** Work item **
Print all the records below exactly as they stand, but leave out the pictures.

** Material for this exercise **
*-*-*
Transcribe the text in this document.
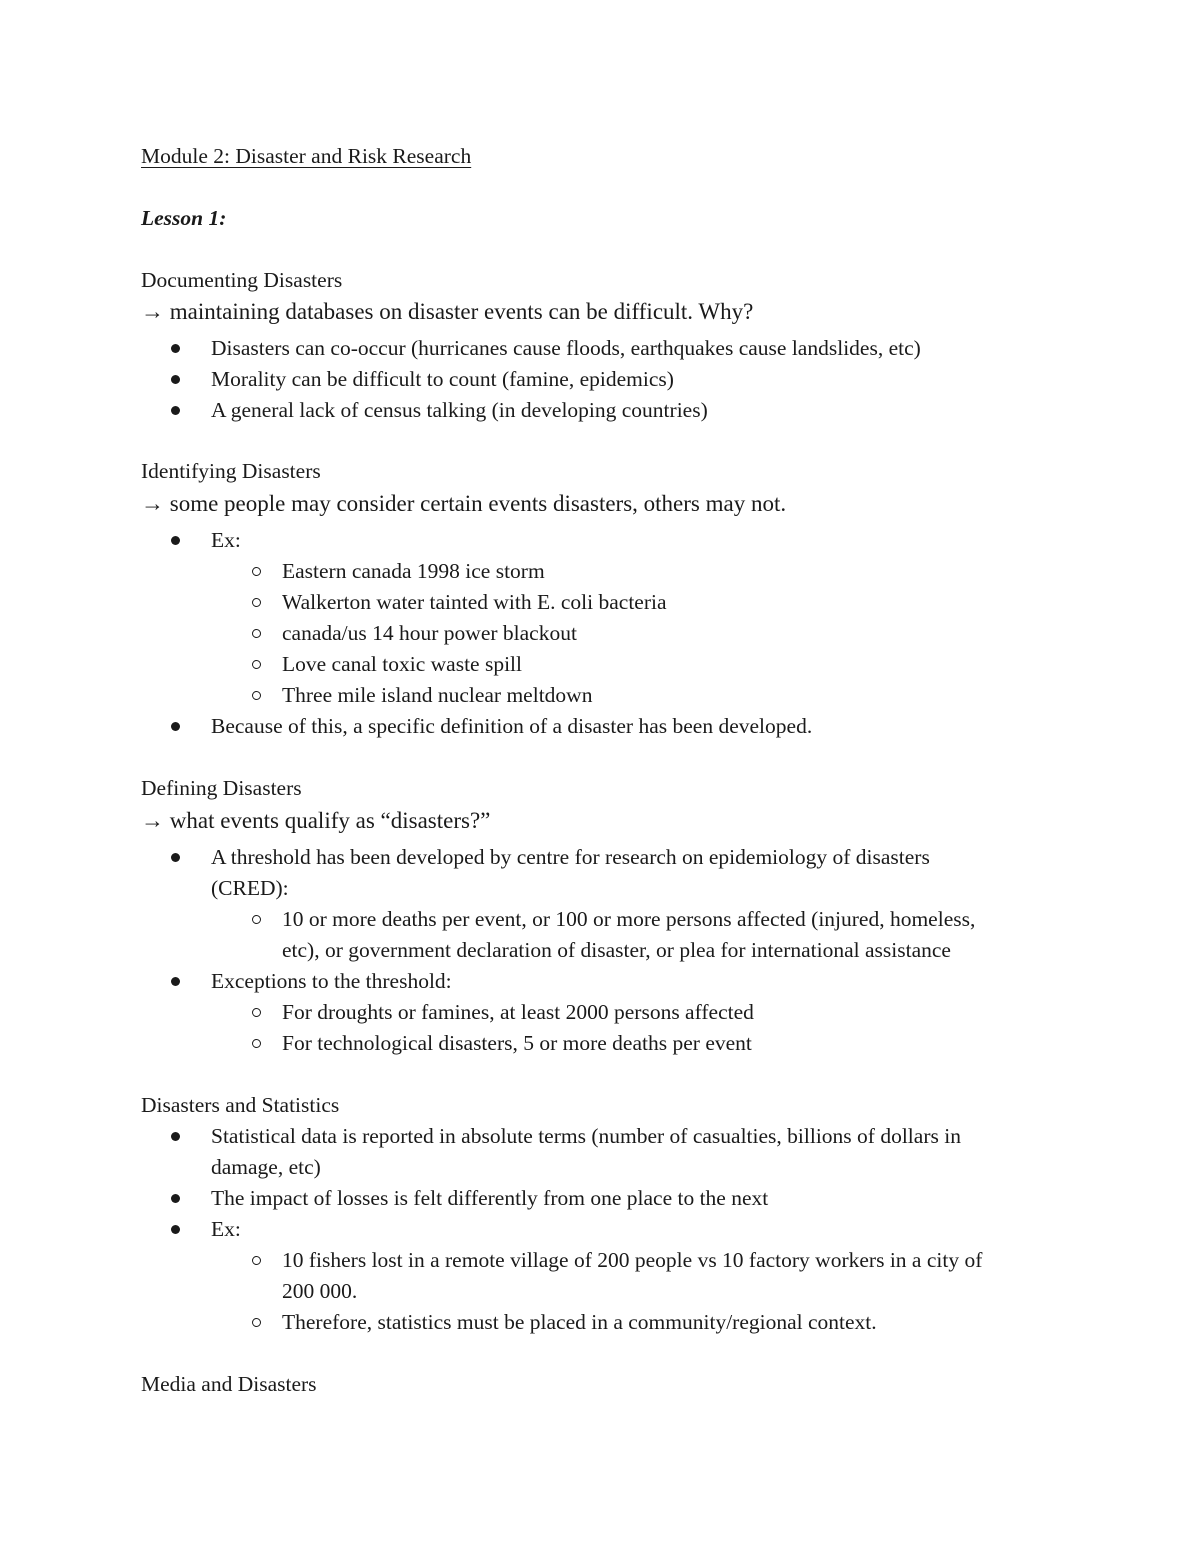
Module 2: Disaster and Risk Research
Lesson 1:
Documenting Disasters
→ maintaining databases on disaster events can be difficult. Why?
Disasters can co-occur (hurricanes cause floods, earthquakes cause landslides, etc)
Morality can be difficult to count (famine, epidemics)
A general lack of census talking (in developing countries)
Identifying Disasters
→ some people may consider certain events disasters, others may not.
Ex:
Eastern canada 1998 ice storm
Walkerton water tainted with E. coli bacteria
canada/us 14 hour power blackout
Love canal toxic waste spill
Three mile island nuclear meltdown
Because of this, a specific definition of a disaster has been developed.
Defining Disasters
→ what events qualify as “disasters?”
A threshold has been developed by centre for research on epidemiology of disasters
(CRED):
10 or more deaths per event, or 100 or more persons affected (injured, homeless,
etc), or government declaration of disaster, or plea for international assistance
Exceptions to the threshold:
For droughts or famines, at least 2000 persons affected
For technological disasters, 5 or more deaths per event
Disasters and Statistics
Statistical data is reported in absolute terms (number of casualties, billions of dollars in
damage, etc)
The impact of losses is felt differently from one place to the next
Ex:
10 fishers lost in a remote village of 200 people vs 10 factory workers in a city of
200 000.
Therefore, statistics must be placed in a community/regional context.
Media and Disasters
*-*-*
** Written response **
Transcribe the text in this document.
Module 2: Disaster and Risk Research
Lesson 1:
Documenting Disasters
→ maintaining databases on disaster events can be difficult. Why?
Disasters can co-occur (hurricanes cause floods, earthquakes cause landslides, etc)
Morality can be difficult to count (famine, epidemics)
A general lack of census talking (in developing countries)
Identifying Disasters
→ some people may consider certain events disasters, others may not.
Ex:
Eastern canada 1998 ice storm
Walkerton water tainted with E. coli bacteria
canada/us 14 hour power blackout
Love canal toxic waste spill
Three mile island nuclear meltdown
Because of this, a specific definition of a disaster has been developed.
Defining Disasters
→ what events qualify as “disasters?”
A threshold has been developed by centre for research on epidemiology of disasters
(CRED):
10 or more deaths per event, or 100 or more persons affected (injured, homeless,
etc), or government declaration of disaster, or plea for international assistance
Exceptions to the threshold:
For droughts or famines, at least 2000 persons affected
For technological disasters, 5 or more deaths per event
Disasters and Statistics
Statistical data is reported in absolute terms (number of casualties, billions of dollars in
damage, etc)
The impact of losses is felt differently from one place to the next
Ex:
10 fishers lost in a remote village of 200 people vs 10 factory workers in a city of
200 000.
Therefore, statistics must be placed in a community/regional context.
Media and Disasters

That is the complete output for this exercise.